_Task_
Write only the number of lines in the entries below that contain the string "merge".

Page segmentation data

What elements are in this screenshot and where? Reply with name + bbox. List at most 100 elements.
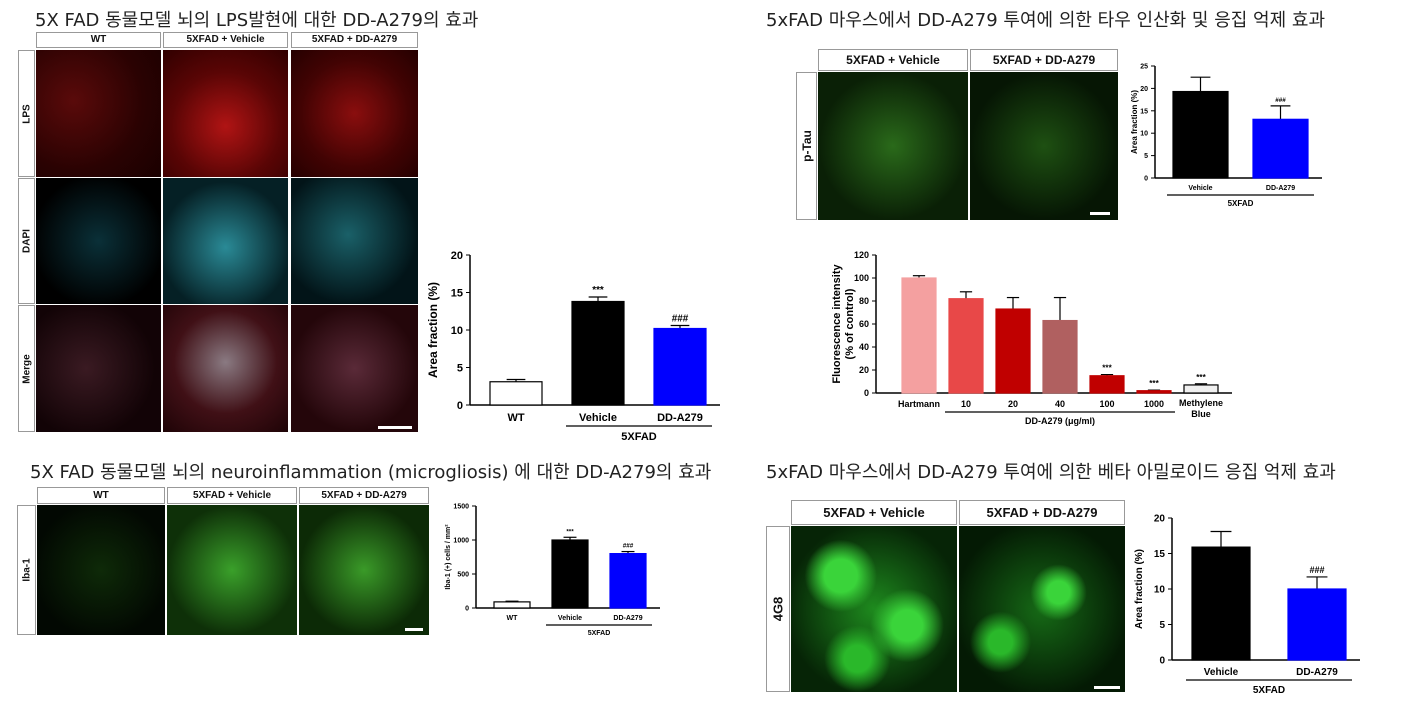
x-tick-label: DD-A279: [1296, 667, 1338, 678]
chart-fluor: 0 20 40 60 80 100 120 Fluorescence intensity (% …: [831, 250, 1232, 426]
y-tick-label: 100: [854, 273, 869, 283]
bar: [1252, 118, 1309, 179]
group-label: 5XFAD: [588, 630, 611, 637]
micrograph-dapi-vehicle: [163, 178, 288, 304]
col-header-ptau-dd: 5XFAD + DD-A279: [970, 49, 1118, 71]
y-tick-label: 500: [457, 571, 469, 578]
x-tick-label: Vehicle: [579, 412, 617, 424]
group-label: 5XFAD: [1228, 199, 1254, 208]
y-tick-label: 25: [1140, 63, 1148, 70]
micrograph-lps-dd: [291, 50, 418, 177]
col-header-wt: WT: [36, 32, 161, 48]
significance-label: ***: [1196, 373, 1206, 382]
col-header-dd: 5XFAD + DD-A279: [291, 32, 418, 48]
y-tick-label: 0: [1159, 656, 1165, 667]
bar: [1183, 384, 1219, 394]
bar: [653, 327, 707, 406]
micrograph-iba-dd: [299, 505, 429, 635]
y-tick-label: 5: [1144, 153, 1148, 160]
row-header-lps: LPS: [18, 50, 35, 177]
micrograph-lps-wt: [36, 50, 161, 177]
bar: [1042, 319, 1078, 394]
chart-4g8: 0 5 10 15 20 Area fraction (%) Vehicle ### DD-A2…: [1134, 514, 1360, 696]
y-tick-label: 0: [1144, 175, 1148, 182]
bar: [1191, 546, 1251, 661]
x-tick-label: 20: [1008, 399, 1018, 409]
significance-label: ***: [592, 285, 604, 296]
y-tick-label: 5: [1159, 620, 1165, 631]
micrograph-merge-wt: [36, 305, 161, 432]
col-header-4g8-vehicle: 5XFAD + Vehicle: [791, 500, 957, 525]
panel-title-ptau: 5xFAD 마우스에서 DD-A279 투여에 의한 타우 인산화 및 응집 억…: [766, 10, 1326, 31]
y-tick-label: 80: [859, 296, 869, 306]
col-header-iba-vehicle: 5XFAD + Vehicle: [167, 487, 297, 504]
micrograph-4g8-dd: [959, 526, 1125, 692]
y-tick-label: 60: [859, 319, 869, 329]
scale-bar: [1090, 212, 1110, 215]
y-tick-label: 10: [1154, 585, 1166, 596]
chart-ptau: 0 5 10 15 20 25 Area fraction (%) Vehicle ### DD-…: [1130, 63, 1322, 208]
group-label: 5XFAD: [621, 431, 657, 440]
y-axis-label: (% of control): [844, 288, 856, 359]
bar: [995, 308, 1031, 394]
micrograph-dapi-dd: [291, 178, 418, 304]
y-tick-label: 20: [1154, 514, 1166, 525]
significance-label: ***: [1149, 379, 1159, 388]
bar: [609, 552, 647, 609]
x-tick-label: Blue: [1191, 409, 1211, 419]
x-tick-label: 10: [961, 399, 971, 409]
x-tick-label: WT: [507, 615, 519, 622]
x-tick-label: Hartmann: [898, 399, 940, 409]
scale-bar: [1094, 686, 1120, 689]
y-tick-label: 5: [457, 362, 463, 374]
row-header-merge: Merge: [18, 305, 35, 432]
micrograph-merge-dd: [291, 305, 418, 432]
bar: [551, 539, 589, 609]
bar: [948, 298, 984, 394]
x-tick-label: WT: [507, 412, 524, 424]
row-header-4g8: 4G8: [766, 526, 790, 692]
bar: [901, 277, 937, 394]
micrograph-ptau-vehicle: [818, 72, 968, 220]
y-tick-label: 20: [451, 250, 463, 262]
y-tick-label: 10: [451, 325, 463, 337]
micrograph-dapi-wt: [36, 178, 161, 304]
y-axis-label: Iba-1 (+) cells / mm²: [445, 524, 452, 590]
x-tick-label: DD-A279: [657, 412, 703, 424]
micrograph-4g8-vehicle: [791, 526, 957, 692]
col-header-iba-wt: WT: [37, 487, 165, 504]
significance-label: ***: [1102, 364, 1112, 373]
bar: [1287, 588, 1347, 661]
y-tick-label: 0: [864, 388, 869, 398]
x-tick-label: 40: [1055, 399, 1065, 409]
panel-title-4g8: 5xFAD 마우스에서 DD-A279 투여에 의한 베타 아밀로이드 응집 억…: [766, 462, 1336, 483]
x-tick-label: Vehicle: [1188, 185, 1212, 192]
micrograph-ptau-dd: [970, 72, 1118, 220]
y-tick-label: 15: [1140, 108, 1148, 115]
micrograph-lps-vehicle: [163, 50, 288, 177]
x-tick-label: 100: [1099, 399, 1114, 409]
chart-lps: 0 5 10 15 20 Area fraction (%) WT *** Vehicle ###…: [426, 250, 720, 440]
x-tick-label: Vehicle: [558, 615, 582, 622]
scale-bar: [405, 628, 423, 631]
y-tick-label: 0: [465, 605, 469, 612]
col-header-iba-dd: 5XFAD + DD-A279: [299, 487, 429, 504]
significance-label: ###: [623, 543, 634, 550]
y-tick-label: 120: [854, 250, 869, 260]
bar: [1172, 90, 1229, 179]
y-tick-label: 0: [457, 400, 463, 412]
col-header-vehicle: 5XFAD + Vehicle: [163, 32, 288, 48]
significance-label: ###: [1309, 565, 1324, 575]
y-tick-label: 1500: [453, 503, 469, 510]
bar: [1136, 390, 1172, 394]
bar: [493, 601, 531, 609]
row-header-ptau: p-Tau: [796, 72, 817, 220]
significance-label: ###: [672, 314, 689, 325]
y-axis-label: Area fraction (%): [426, 282, 440, 378]
col-header-ptau-vehicle: 5XFAD + Vehicle: [818, 49, 968, 71]
y-tick-label: 15: [1154, 549, 1166, 560]
y-tick-label: 20: [1140, 86, 1148, 93]
bar: [1089, 375, 1125, 394]
x-tick-label: 1000: [1144, 399, 1164, 409]
y-tick-label: 15: [451, 287, 463, 299]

_Answer to the problem_
3